> _Required work_: Look through the data below. Collect every line where the word "JSON" occurs.

**** Data for processing

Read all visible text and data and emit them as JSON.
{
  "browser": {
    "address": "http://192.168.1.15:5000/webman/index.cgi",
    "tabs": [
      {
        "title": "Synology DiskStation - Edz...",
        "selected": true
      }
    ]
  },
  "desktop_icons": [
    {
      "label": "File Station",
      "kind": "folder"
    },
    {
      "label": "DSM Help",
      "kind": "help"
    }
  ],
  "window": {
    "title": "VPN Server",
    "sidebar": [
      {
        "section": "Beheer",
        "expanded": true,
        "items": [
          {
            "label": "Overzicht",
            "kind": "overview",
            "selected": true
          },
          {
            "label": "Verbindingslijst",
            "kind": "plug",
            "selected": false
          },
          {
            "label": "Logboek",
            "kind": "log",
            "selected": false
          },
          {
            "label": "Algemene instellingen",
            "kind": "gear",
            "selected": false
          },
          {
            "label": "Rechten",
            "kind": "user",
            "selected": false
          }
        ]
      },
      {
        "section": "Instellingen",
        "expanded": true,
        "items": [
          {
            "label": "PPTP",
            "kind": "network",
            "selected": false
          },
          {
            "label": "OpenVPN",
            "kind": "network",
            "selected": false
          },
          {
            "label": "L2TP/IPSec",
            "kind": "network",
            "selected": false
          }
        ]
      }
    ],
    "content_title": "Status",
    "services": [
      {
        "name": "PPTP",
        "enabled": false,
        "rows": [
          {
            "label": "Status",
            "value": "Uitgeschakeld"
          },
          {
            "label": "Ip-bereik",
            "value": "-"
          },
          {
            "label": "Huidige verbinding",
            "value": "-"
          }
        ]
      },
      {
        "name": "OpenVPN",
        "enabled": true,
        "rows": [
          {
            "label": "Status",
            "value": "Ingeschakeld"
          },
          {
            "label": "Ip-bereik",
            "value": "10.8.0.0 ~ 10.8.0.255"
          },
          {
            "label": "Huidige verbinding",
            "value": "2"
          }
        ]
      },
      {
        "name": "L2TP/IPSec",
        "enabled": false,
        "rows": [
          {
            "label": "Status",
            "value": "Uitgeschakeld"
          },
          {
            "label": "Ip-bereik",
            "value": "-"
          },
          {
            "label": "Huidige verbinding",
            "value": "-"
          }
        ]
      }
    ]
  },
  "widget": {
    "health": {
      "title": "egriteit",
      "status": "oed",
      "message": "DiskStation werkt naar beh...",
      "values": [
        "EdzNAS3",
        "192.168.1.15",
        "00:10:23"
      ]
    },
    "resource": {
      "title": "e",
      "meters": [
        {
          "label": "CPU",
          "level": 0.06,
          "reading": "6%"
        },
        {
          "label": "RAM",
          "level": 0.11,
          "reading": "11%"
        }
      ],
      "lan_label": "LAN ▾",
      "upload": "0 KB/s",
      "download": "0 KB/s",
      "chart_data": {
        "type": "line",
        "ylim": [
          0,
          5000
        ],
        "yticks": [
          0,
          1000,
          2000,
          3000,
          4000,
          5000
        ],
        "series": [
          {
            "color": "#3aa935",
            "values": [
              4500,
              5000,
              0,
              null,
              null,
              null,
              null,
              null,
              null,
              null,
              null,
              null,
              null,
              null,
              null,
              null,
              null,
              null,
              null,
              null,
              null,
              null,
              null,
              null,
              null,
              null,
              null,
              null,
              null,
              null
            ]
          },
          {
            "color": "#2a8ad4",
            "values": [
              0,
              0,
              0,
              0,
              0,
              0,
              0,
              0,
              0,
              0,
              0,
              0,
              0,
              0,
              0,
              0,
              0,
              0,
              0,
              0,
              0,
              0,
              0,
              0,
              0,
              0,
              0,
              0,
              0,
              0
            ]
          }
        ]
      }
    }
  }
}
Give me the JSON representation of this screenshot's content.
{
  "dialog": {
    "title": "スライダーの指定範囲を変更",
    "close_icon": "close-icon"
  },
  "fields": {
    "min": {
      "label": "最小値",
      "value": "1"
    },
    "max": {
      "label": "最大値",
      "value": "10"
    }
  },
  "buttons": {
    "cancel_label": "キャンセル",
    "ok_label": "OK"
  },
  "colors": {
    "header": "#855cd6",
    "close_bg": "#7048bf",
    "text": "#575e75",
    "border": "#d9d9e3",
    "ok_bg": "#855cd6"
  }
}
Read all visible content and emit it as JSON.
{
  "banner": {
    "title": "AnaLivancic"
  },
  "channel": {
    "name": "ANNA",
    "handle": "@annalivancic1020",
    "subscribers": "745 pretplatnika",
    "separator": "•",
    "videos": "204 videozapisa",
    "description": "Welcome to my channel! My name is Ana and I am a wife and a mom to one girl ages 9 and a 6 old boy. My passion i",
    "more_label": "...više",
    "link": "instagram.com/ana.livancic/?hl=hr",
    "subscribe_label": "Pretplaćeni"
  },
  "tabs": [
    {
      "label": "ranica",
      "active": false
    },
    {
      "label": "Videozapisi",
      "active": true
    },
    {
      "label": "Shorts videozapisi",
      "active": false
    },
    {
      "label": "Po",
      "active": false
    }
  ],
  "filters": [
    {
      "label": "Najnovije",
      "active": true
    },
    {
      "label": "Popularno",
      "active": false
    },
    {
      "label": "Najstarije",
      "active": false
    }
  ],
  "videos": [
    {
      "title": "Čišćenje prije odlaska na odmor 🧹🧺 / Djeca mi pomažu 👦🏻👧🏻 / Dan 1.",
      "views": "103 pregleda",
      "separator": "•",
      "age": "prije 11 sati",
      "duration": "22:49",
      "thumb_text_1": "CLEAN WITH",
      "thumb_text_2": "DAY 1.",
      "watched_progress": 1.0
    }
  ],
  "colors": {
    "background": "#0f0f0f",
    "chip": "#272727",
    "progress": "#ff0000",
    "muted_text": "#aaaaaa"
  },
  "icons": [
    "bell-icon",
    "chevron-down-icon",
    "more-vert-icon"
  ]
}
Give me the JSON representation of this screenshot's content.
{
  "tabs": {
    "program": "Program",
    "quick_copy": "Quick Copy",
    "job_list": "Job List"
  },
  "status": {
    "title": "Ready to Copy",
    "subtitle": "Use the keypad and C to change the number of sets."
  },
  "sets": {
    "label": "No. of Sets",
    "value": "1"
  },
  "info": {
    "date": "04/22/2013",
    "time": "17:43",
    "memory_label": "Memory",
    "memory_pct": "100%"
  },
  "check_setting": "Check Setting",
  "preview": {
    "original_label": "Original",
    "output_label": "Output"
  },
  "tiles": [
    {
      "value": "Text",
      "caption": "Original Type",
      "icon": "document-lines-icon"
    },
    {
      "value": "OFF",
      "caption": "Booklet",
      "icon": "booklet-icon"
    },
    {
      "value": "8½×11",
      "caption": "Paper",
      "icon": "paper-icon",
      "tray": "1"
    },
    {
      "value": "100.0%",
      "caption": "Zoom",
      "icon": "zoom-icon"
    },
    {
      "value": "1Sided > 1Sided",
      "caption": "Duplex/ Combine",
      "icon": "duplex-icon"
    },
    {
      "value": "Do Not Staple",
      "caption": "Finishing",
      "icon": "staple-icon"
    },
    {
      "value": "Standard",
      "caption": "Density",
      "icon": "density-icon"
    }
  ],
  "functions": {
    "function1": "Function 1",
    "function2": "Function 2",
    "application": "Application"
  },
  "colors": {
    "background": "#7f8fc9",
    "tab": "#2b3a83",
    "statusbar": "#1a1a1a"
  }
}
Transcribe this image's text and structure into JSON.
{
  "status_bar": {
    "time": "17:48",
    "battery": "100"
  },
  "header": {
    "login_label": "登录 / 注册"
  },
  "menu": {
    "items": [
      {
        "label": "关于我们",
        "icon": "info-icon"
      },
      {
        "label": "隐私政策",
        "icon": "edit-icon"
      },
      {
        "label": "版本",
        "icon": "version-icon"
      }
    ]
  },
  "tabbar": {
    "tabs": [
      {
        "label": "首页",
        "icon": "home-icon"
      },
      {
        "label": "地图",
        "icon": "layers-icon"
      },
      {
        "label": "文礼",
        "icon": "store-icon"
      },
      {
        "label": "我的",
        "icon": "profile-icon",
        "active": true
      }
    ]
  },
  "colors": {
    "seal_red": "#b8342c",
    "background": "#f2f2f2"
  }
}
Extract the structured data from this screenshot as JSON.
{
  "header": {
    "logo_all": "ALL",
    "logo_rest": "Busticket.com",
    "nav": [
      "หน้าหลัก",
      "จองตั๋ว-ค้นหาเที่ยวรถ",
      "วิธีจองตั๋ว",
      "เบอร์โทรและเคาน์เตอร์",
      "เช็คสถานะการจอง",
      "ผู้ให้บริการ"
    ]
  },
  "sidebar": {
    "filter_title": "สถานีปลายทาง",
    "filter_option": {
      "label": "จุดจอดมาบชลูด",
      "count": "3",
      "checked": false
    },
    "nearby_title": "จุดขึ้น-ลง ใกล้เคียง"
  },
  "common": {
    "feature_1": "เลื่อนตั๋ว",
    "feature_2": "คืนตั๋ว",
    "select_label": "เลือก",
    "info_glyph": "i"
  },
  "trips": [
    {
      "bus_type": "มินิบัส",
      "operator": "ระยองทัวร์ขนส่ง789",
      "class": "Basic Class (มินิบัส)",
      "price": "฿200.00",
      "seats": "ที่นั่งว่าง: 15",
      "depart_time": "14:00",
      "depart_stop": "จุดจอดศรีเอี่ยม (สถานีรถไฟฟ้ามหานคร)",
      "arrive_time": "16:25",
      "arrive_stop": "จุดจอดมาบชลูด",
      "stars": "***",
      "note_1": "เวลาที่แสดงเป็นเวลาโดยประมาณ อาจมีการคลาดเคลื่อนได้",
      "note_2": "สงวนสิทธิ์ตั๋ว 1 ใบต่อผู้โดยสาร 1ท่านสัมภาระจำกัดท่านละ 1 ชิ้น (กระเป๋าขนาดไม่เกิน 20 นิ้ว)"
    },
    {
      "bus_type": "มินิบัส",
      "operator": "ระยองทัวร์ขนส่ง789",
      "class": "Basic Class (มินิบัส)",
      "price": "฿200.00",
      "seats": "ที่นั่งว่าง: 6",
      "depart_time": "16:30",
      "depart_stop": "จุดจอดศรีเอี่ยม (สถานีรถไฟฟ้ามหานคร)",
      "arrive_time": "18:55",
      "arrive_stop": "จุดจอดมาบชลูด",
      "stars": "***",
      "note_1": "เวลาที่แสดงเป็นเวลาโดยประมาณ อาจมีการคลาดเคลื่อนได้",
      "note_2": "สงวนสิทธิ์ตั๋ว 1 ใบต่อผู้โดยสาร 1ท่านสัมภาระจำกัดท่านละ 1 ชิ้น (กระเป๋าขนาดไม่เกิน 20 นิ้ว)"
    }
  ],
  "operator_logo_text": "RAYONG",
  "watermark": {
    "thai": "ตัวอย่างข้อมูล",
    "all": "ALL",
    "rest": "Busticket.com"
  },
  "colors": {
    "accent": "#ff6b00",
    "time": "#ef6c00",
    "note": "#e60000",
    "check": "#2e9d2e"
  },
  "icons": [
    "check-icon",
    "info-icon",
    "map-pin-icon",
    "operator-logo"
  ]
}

********

> _Written response_:
Read all visible text and data and emit them as JSON.
Give me the JSON representation of this screenshot's content.
Read all visible content and emit it as JSON.
Give me the JSON representation of this screenshot's content.
Transcribe this image's text and structure into JSON.
Extract the structured data from this screenshot as JSON.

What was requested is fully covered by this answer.